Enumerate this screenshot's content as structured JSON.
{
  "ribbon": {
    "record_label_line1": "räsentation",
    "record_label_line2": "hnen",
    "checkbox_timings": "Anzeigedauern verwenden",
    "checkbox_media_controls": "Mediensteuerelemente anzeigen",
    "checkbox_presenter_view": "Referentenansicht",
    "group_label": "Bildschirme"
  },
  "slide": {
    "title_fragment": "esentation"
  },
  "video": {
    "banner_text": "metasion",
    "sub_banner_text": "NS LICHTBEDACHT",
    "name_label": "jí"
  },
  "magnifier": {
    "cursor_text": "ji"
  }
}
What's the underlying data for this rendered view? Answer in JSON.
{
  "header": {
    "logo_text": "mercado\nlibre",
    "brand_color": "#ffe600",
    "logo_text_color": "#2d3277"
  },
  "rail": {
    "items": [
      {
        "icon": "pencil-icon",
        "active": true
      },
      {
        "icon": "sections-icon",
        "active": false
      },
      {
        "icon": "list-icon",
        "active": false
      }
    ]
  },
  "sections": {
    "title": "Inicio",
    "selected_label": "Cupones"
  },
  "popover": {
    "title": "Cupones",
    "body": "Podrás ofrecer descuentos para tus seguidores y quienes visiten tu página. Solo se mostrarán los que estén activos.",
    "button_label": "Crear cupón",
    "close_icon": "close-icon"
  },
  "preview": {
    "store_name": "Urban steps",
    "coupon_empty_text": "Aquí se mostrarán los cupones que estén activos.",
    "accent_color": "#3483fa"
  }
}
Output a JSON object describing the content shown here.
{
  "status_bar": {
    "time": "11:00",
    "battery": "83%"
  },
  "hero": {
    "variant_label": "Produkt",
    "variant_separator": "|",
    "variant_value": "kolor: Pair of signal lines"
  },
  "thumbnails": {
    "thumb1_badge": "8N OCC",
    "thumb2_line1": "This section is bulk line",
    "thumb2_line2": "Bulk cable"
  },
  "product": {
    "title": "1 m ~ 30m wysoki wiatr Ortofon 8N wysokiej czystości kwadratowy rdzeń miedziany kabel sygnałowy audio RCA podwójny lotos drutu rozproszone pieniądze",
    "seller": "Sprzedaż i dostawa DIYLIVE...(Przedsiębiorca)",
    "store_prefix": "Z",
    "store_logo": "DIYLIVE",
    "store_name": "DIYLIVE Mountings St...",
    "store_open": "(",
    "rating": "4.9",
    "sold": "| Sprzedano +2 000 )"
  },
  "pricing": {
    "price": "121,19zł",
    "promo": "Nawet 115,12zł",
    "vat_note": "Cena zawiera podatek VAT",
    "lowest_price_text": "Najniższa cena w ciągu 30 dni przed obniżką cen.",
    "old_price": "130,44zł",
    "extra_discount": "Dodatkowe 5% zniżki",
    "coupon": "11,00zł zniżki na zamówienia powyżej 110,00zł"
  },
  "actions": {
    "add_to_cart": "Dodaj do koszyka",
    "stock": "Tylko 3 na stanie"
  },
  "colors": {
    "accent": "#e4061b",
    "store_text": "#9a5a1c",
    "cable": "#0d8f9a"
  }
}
━━━
Retype exactly, please, each line from the line that contains "Output a JSON" through the last line of the entries above, with nothing added.

## Response to the task
Output a JSON object describing the content shown here.
{
  "status_bar": {
    "time": "11:00",
    "battery": "83%"
  },
  "hero": {
    "variant_label": "Produkt",
    "variant_separator": "|",
    "variant_value": "kolor: Pair of signal lines"
  },
  "thumbnails": {
    "thumb1_badge": "8N OCC",
    "thumb2_line1": "This section is bulk line",
    "thumb2_line2": "Bulk cable"
  },
  "product": {
    "title": "1 m ~ 30m wysoki wiatr Ortofon 8N wysokiej czystości kwadratowy rdzeń miedziany kabel sygnałowy audio RCA podwójny lotos drutu rozproszone pieniądze",
    "seller": "Sprzedaż i dostawa DIYLIVE...(Przedsiębiorca)",
    "store_prefix": "Z",
    "store_logo": "DIYLIVE",
    "store_name": "DIYLIVE Mountings St...",
    "store_open": "(",
    "rating": "4.9",
    "sold": "| Sprzedano +2 000 )"
  },
  "pricing": {
    "price": "121,19zł",
    "promo": "Nawet 115,12zł",
    "vat_note": "Cena zawiera podatek VAT",
    "lowest_price_text": "Najniższa cena w ciągu 30 dni przed obniżką cen.",
    "old_price": "130,44zł",
    "extra_discount": "Dodatkowe 5% zniżki",
    "coupon": "11,00zł zniżki na zamówienia powyżej 110,00zł"
  },
  "actions": {
    "add_to_cart": "Dodaj do koszyka",
    "stock": "Tylko 3 na stanie"
  },
  "colors": {
    "accent": "#e4061b",
    "store_text": "#9a5a1c",
    "cable": "#0d8f9a"
  }
}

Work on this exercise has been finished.